Records for this task -
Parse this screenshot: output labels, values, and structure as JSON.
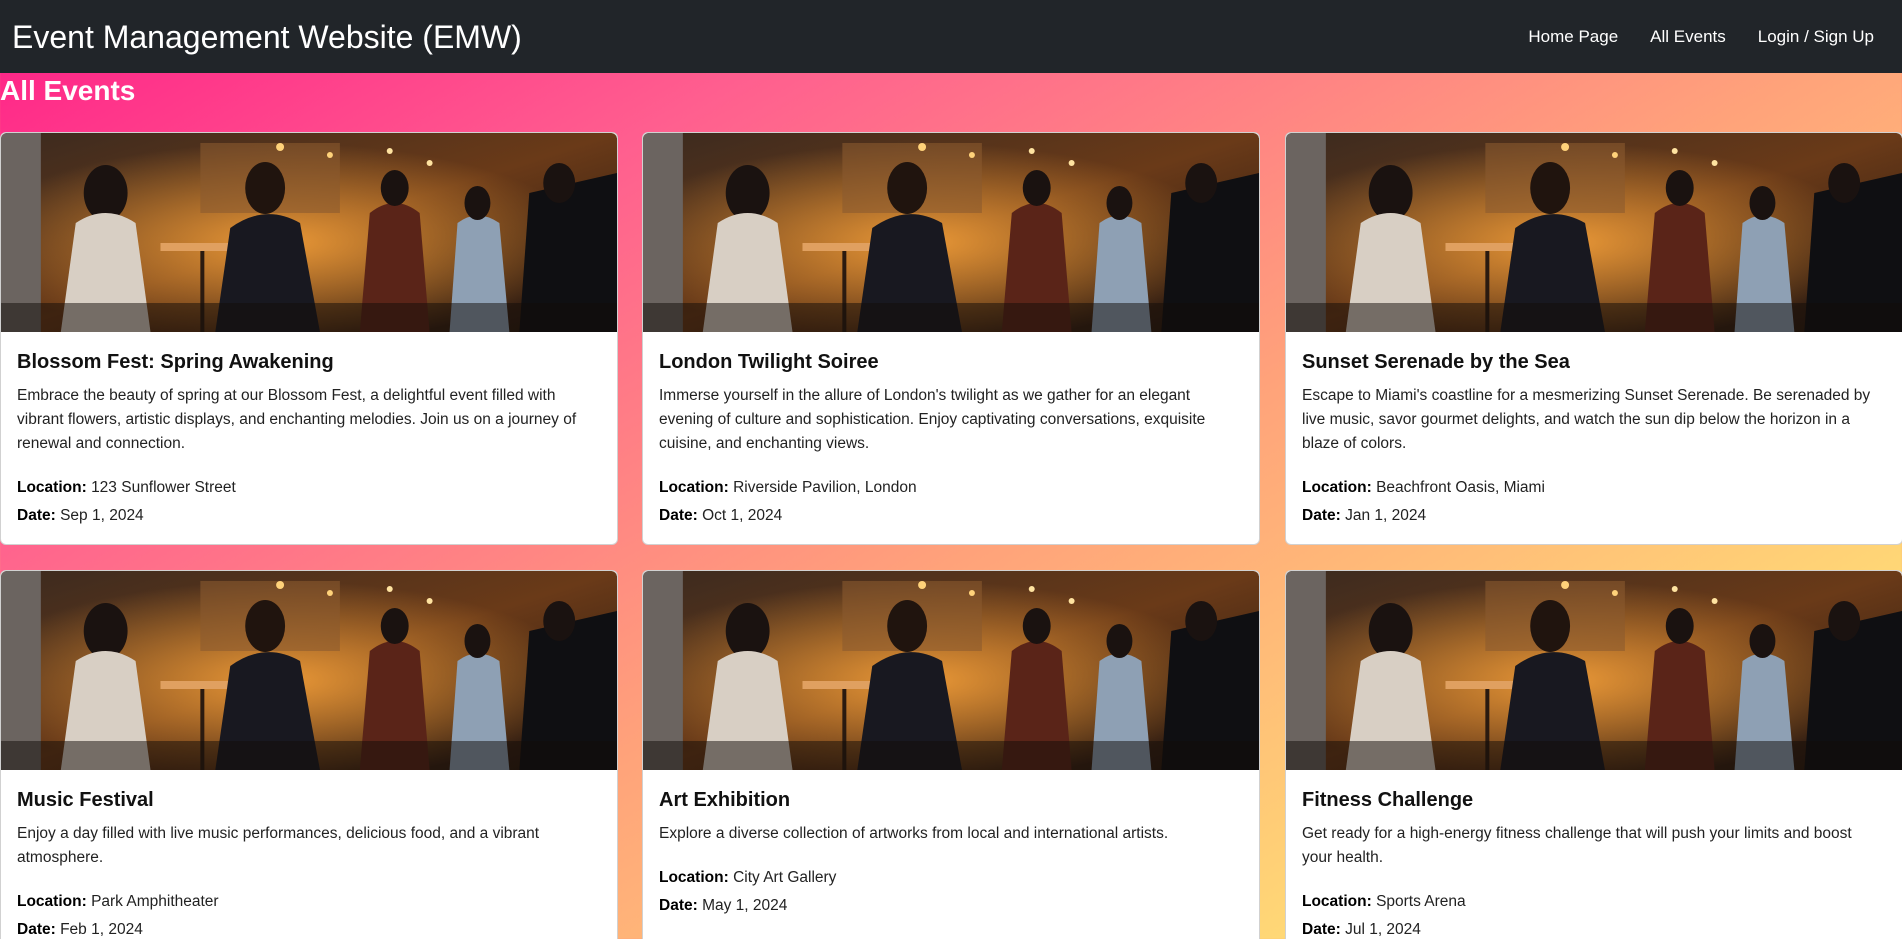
{
  "navbar": {
    "brand": "Event Management Website (EMW)",
    "links": [
      "Home Page",
      "All Events",
      "Login / Sign Up"
    ]
  },
  "page": {
    "title": "All Events"
  },
  "labels": {
    "location": "Location:",
    "date": "Date:"
  },
  "events": [
    {
      "title": "Blossom Fest: Spring Awakening",
      "description": "Embrace the beauty of spring at our Blossom Fest, a delightful event filled with vibrant flowers, artistic displays, and enchanting melodies. Join us on a journey of renewal and connection.",
      "location": "123 Sunflower Street",
      "date": "Sep 1, 2024"
    },
    {
      "title": "London Twilight Soiree",
      "description": "Immerse yourself in the allure of London's twilight as we gather for an elegant evening of culture and sophistication. Enjoy captivating conversations, exquisite cuisine, and enchanting views.",
      "location": "Riverside Pavilion, London",
      "date": "Oct 1, 2024"
    },
    {
      "title": "Sunset Serenade by the Sea",
      "description": "Escape to Miami's coastline for a mesmerizing Sunset Serenade. Be serenaded by live music, savor gourmet delights, and watch the sun dip below the horizon in a blaze of colors.",
      "location": "Beachfront Oasis, Miami",
      "date": "Jan 1, 2024"
    },
    {
      "title": "Music Festival",
      "description": "Enjoy a day filled with live music performances, delicious food, and a vibrant atmosphere.",
      "location": "Park Amphitheater",
      "date": "Feb 1, 2024"
    },
    {
      "title": "Art Exhibition",
      "description": "Explore a diverse collection of artworks from local and international artists.",
      "location": "City Art Gallery",
      "date": "May 1, 2024"
    },
    {
      "title": "Fitness Challenge",
      "description": "Get ready for a high-energy fitness challenge that will push your limits and boost your health.",
      "location": "Sports Arena",
      "date": "Jul 1, 2024"
    }
  ]
}
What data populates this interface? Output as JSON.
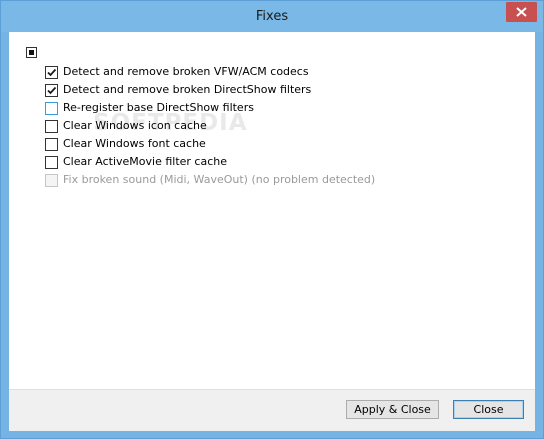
{
  "window": {
    "title": "Fixes"
  },
  "fixes": [
    {
      "label": "Detect and remove broken VFW/ACM codecs",
      "checked": true,
      "state": "normal"
    },
    {
      "label": "Detect and remove broken DirectShow filters",
      "checked": true,
      "state": "normal"
    },
    {
      "label": "Re-register base DirectShow filters",
      "checked": false,
      "state": "hover"
    },
    {
      "label": "Clear Windows icon cache",
      "checked": false,
      "state": "normal"
    },
    {
      "label": "Clear Windows font cache",
      "checked": false,
      "state": "normal"
    },
    {
      "label": "Clear ActiveMovie filter cache",
      "checked": false,
      "state": "normal"
    },
    {
      "label": "Fix broken sound (Midi, WaveOut)  (no problem detected)",
      "checked": false,
      "state": "disabled"
    }
  ],
  "watermark": "SOFTPEDIA",
  "buttons": {
    "apply_close": "Apply & Close",
    "close": "Close"
  },
  "colors": {
    "titlebar": "#7ab8e8",
    "close_hover": "#c75050",
    "check": "#1a1a1a"
  }
}
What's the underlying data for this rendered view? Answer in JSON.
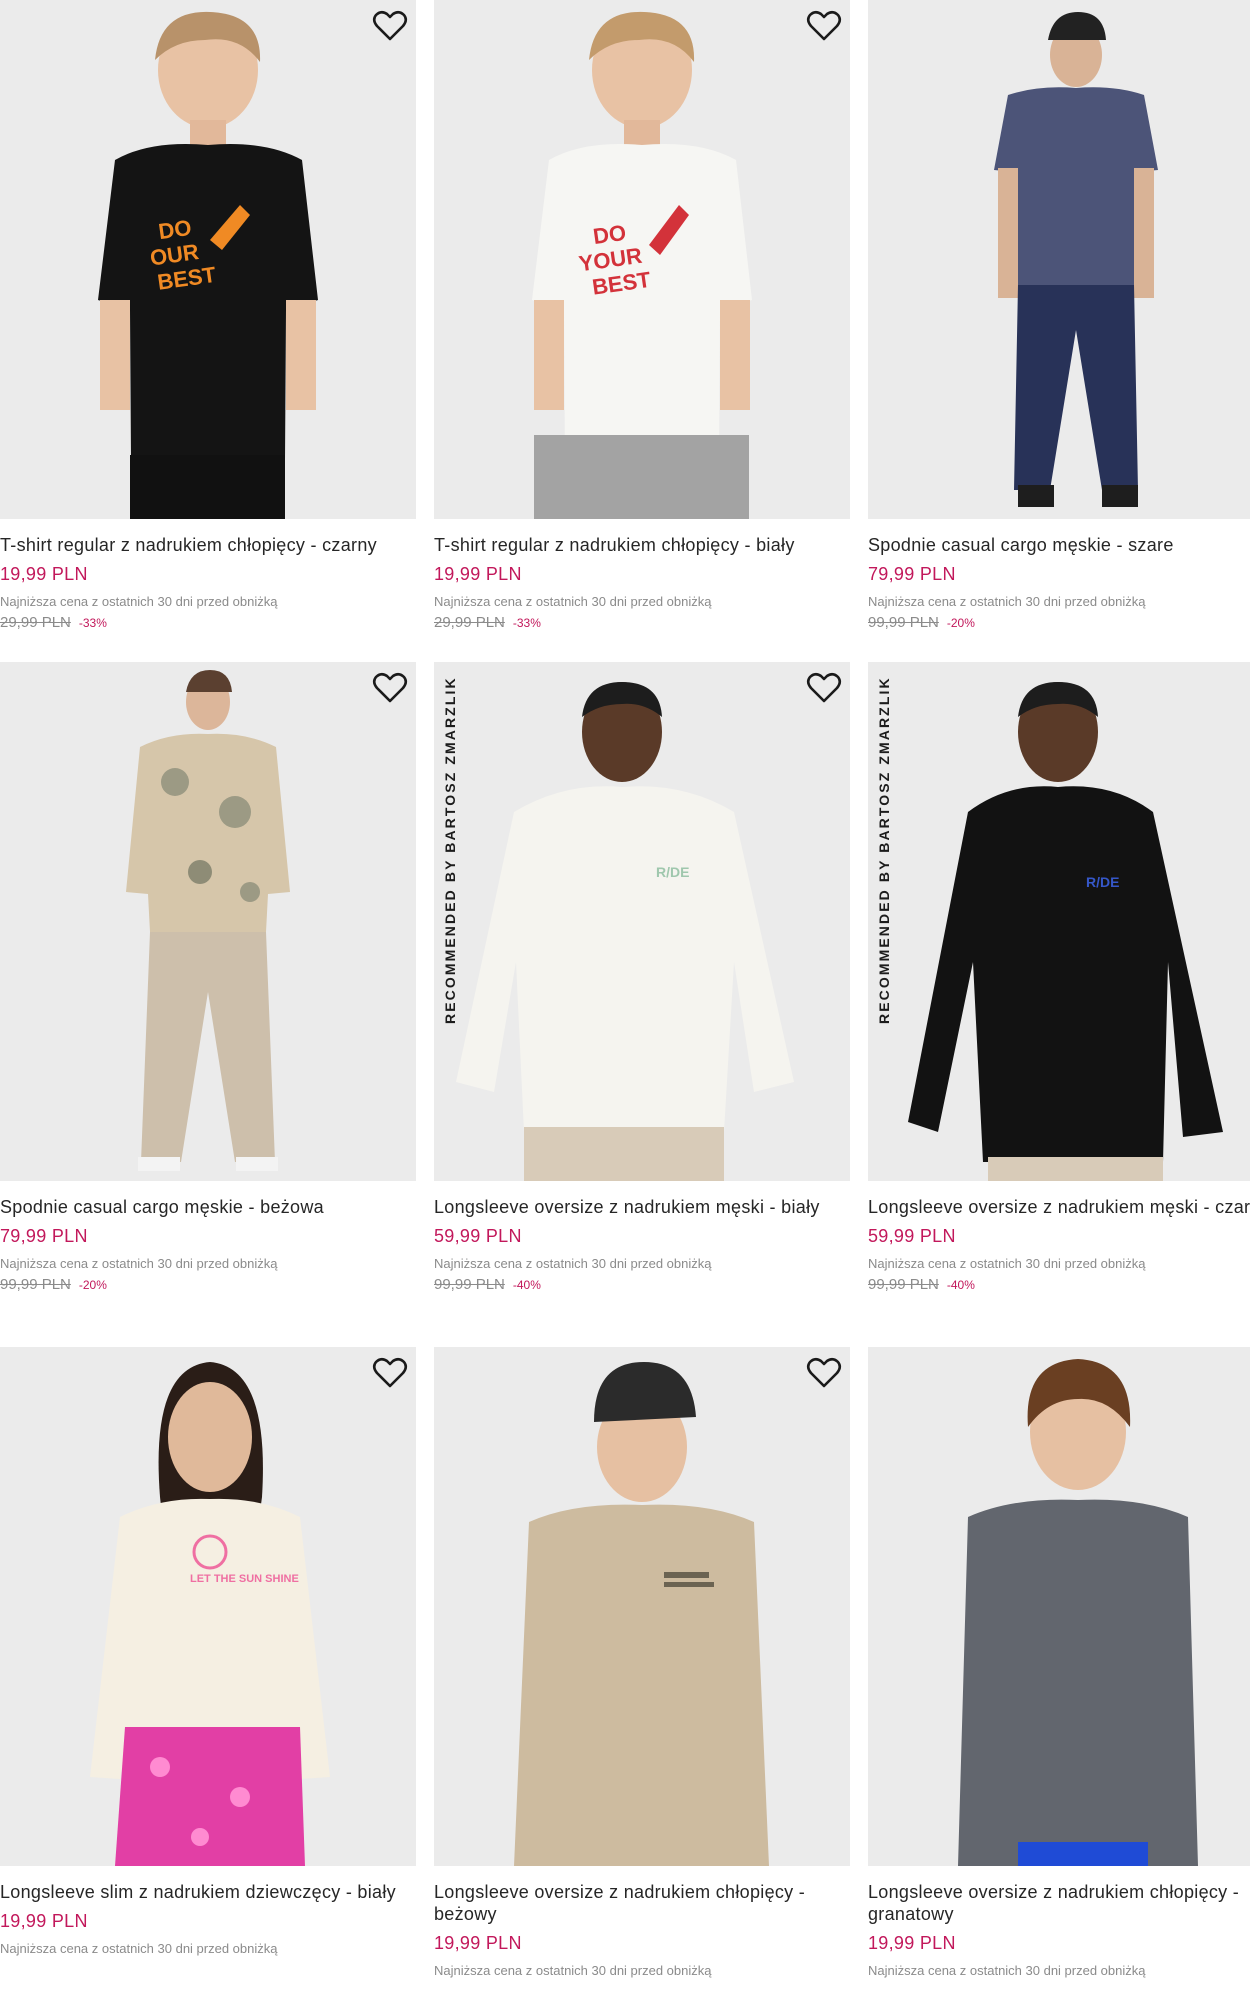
{
  "colors": {
    "background": "#ffffff",
    "photo_bg": "#e9e9e9",
    "price": "#c2185b",
    "note": "#8b8b8b",
    "title": "#262626"
  },
  "icons": {
    "favorite": "heart-outline-icon"
  },
  "products": [
    {
      "title": "T-shirt regular z nadrukiem chłopięcy - czarny",
      "price": "19,99 PLN",
      "lowest_note": "Najniższa cena z ostatnich 30 dni przed obniżką",
      "old_price": "29,99 PLN",
      "discount": "-33%",
      "badge": ""
    },
    {
      "title": "T-shirt regular z nadrukiem chłopięcy - biały",
      "price": "19,99 PLN",
      "lowest_note": "Najniższa cena z ostatnich 30 dni przed obniżką",
      "old_price": "29,99 PLN",
      "discount": "-33%",
      "badge": ""
    },
    {
      "title": "Spodnie casual cargo męskie - szare",
      "price": "79,99 PLN",
      "lowest_note": "Najniższa cena z ostatnich 30 dni przed obniżką",
      "old_price": "99,99 PLN",
      "discount": "-20%",
      "badge": ""
    },
    {
      "title": "Spodnie casual cargo męskie - beżowa",
      "price": "79,99 PLN",
      "lowest_note": "Najniższa cena z ostatnich 30 dni przed obniżką",
      "old_price": "99,99 PLN",
      "discount": "-20%",
      "badge": ""
    },
    {
      "title": "Longsleeve oversize z nadrukiem męski - biały",
      "price": "59,99 PLN",
      "lowest_note": "Najniższa cena z ostatnich 30 dni przed obniżką",
      "old_price": "99,99 PLN",
      "discount": "-40%",
      "badge": "RECOMMENDED BY BARTOSZ ZMARZLIK"
    },
    {
      "title": "Longsleeve oversize z nadrukiem męski - czarny",
      "price": "59,99 PLN",
      "lowest_note": "Najniższa cena z ostatnich 30 dni przed obniżką",
      "old_price": "99,99 PLN",
      "discount": "-40%",
      "badge": "RECOMMENDED BY BARTOSZ ZMARZLIK"
    },
    {
      "title": "Longsleeve slim z nadrukiem dziewczęcy - biały",
      "price": "19,99 PLN",
      "lowest_note": "Najniższa cena z ostatnich 30 dni przed obniżką",
      "old_price": "",
      "discount": "",
      "badge": ""
    },
    {
      "title": "Longsleeve oversize z nadrukiem chłopięcy - beżowy",
      "price": "19,99 PLN",
      "lowest_note": "Najniższa cena z ostatnich 30 dni przed obniżką",
      "old_price": "",
      "discount": "",
      "badge": ""
    },
    {
      "title": "Longsleeve oversize z nadrukiem chłopięcy - granatowy",
      "price": "19,99 PLN",
      "lowest_note": "Najniższa cena z ostatnich 30 dni przed obniżką",
      "old_price": "",
      "discount": "",
      "badge": ""
    }
  ]
}
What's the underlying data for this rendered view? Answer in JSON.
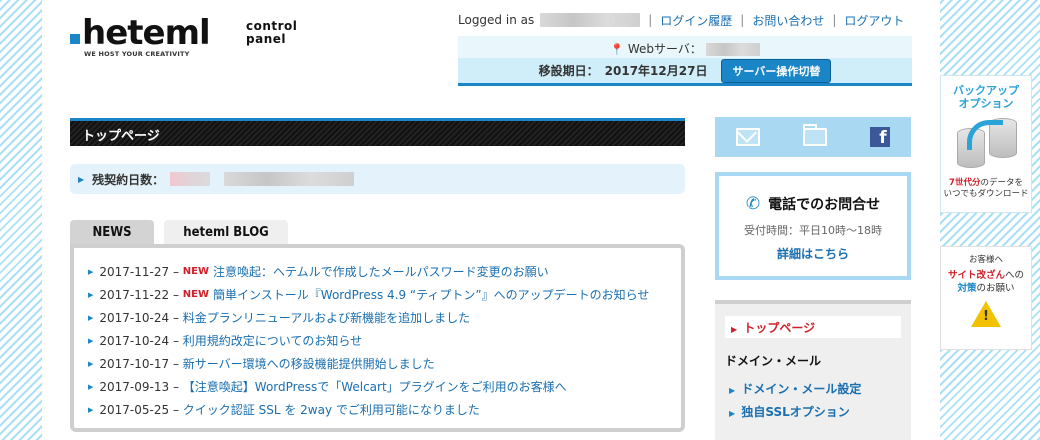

Exercise description -
Each record must be quoted in full and exactly. Do not include the pictures.

Answer to the task -
Parse this screenshot: output labels, values, and structure as JSON.
{
  "navbar": {
    "brand": "Event Management Website (EMW)",
    "links": [
      "Home Page",
      "All Events",
      "Login / Sign Up"
    ]
  },
  "page": {
    "title": "All Events"
  },
  "labels": {
    "location": "Location:",
    "date": "Date:"
  },
  "events": [
    {
      "title": "Blossom Fest: Spring Awakening",
      "description": "Embrace the beauty of spring at our Blossom Fest, a delightful event filled with vibrant flowers, artistic displays, and enchanting melodies. Join us on a journey of renewal and connection.",
      "location": "123 Sunflower Street",
      "date": "Sep 1, 2024"
    },
    {
      "title": "London Twilight Soiree",
      "description": "Immerse yourself in the allure of London's twilight as we gather for an elegant evening of culture and sophistication. Enjoy captivating conversations, exquisite cuisine, and enchanting views.",
      "location": "Riverside Pavilion, London",
      "date": "Oct 1, 2024"
    },
    {
      "title": "Sunset Serenade by the Sea",
      "description": "Escape to Miami's coastline for a mesmerizing Sunset Serenade. Be serenaded by live music, savor gourmet delights, and watch the sun dip below the horizon in a blaze of colors.",
      "location": "Beachfront Oasis, Miami",
      "date": "Jan 1, 2024"
    },
    {
      "title": "Music Festival",
      "description": "Enjoy a day filled with live music performances, delicious food, and a vibrant atmosphere.",
      "location": "Park Amphitheater",
      "date": "Feb 1, 2024"
    },
    {
      "title": "Art Exhibition",
      "description": "Explore a diverse collection of artworks from local and international artists.",
      "location": "City Art Gallery",
      "date": "May 1, 2024"
    },
    {
      "title": "Fitness Challenge",
      "description": "Get ready for a high-energy fitness challenge that will push your limits and boost your health.",
      "location": "Sports Arena",
      "date": "Jul 1, 2024"
    }
  ]
}
What data populates this interface? Output as JSON.
{
  "window": {
    "title": "Fixes"
  },
  "fixes": [
    {
      "label": "Detect and remove broken VFW/ACM codecs",
      "checked": true,
      "state": "normal"
    },
    {
      "label": "Detect and remove broken DirectShow filters",
      "checked": true,
      "state": "normal"
    },
    {
      "label": "Re-register base DirectShow filters",
      "checked": false,
      "state": "hover"
    },
    {
      "label": "Clear Windows icon cache",
      "checked": false,
      "state": "normal"
    },
    {
      "label": "Clear Windows font cache",
      "checked": false,
      "state": "normal"
    },
    {
      "label": "Clear ActiveMovie filter cache",
      "checked": false,
      "state": "normal"
    },
    {
      "label": "Fix broken sound (Midi, WaveOut)  (no problem detected)",
      "checked": false,
      "state": "disabled"
    }
  ],
  "watermark": "SOFTPEDIA",
  "buttons": {
    "apply_close": "Apply & Close",
    "close": "Close"
  },
  "colors": {
    "titlebar": "#7ab8e8",
    "close_hover": "#c75050",
    "check": "#1a1a1a"
  }
}
What's the underlying data for this rendered view? Answer in JSON.
{
  "colors": {
    "background": "#ffffff",
    "photo_bg": "#e9e9e9",
    "price": "#c2185b",
    "note": "#8b8b8b",
    "title": "#262626"
  },
  "icons": {
    "favorite": "heart-outline-icon"
  },
  "products": [
    {
      "title": "T-shirt regular z nadrukiem chłopięcy - czarny",
      "price": "19,99 PLN",
      "lowest_note": "Najniższa cena z ostatnich 30 dni przed obniżką",
      "old_price": "29,99 PLN",
      "discount": "-33%",
      "badge": ""
    },
    {
      "title": "T-shirt regular z nadrukiem chłopięcy - biały",
      "price": "19,99 PLN",
      "lowest_note": "Najniższa cena z ostatnich 30 dni przed obniżką",
      "old_price": "29,99 PLN",
      "discount": "-33%",
      "badge": ""
    },
    {
      "title": "Spodnie casual cargo męskie - szare",
      "price": "79,99 PLN",
      "lowest_note": "Najniższa cena z ostatnich 30 dni przed obniżką",
      "old_price": "99,99 PLN",
      "discount": "-20%",
      "badge": ""
    },
    {
      "title": "Spodnie casual cargo męskie - beżowa",
      "price": "79,99 PLN",
      "lowest_note": "Najniższa cena z ostatnich 30 dni przed obniżką",
      "old_price": "99,99 PLN",
      "discount": "-20%",
      "badge": ""
    },
    {
      "title": "Longsleeve oversize z nadrukiem męski - biały",
      "price": "59,99 PLN",
      "lowest_note": "Najniższa cena z ostatnich 30 dni przed obniżką",
      "old_price": "99,99 PLN",
      "discount": "-40%",
      "badge": "RECOMMENDED BY BARTOSZ ZMARZLIK"
    },
    {
      "title": "Longsleeve oversize z nadrukiem męski - czarny",
      "price": "59,99 PLN",
      "lowest_note": "Najniższa cena z ostatnich 30 dni przed obniżką",
      "old_price": "99,99 PLN",
      "discount": "-40%",
      "badge": "RECOMMENDED BY BARTOSZ ZMARZLIK"
    },
    {
      "title": "Longsleeve slim z nadrukiem dziewczęcy - biały",
      "price": "19,99 PLN",
      "lowest_note": "Najniższa cena z ostatnich 30 dni przed obniżką",
      "old_price": "",
      "discount": "",
      "badge": ""
    },
    {
      "title": "Longsleeve oversize z nadrukiem chłopięcy - beżowy",
      "price": "19,99 PLN",
      "lowest_note": "Najniższa cena z ostatnich 30 dni przed obniżką",
      "old_price": "",
      "discount": "",
      "badge": ""
    },
    {
      "title": "Longsleeve oversize z nadrukiem chłopięcy - granatowy",
      "price": "19,99 PLN",
      "lowest_note": "Najniższa cena z ostatnich 30 dni przed obniżką",
      "old_price": "",
      "discount": "",
      "badge": ""
    }
  ]
}
What's the underlying data for this rendered view? Answer in JSON.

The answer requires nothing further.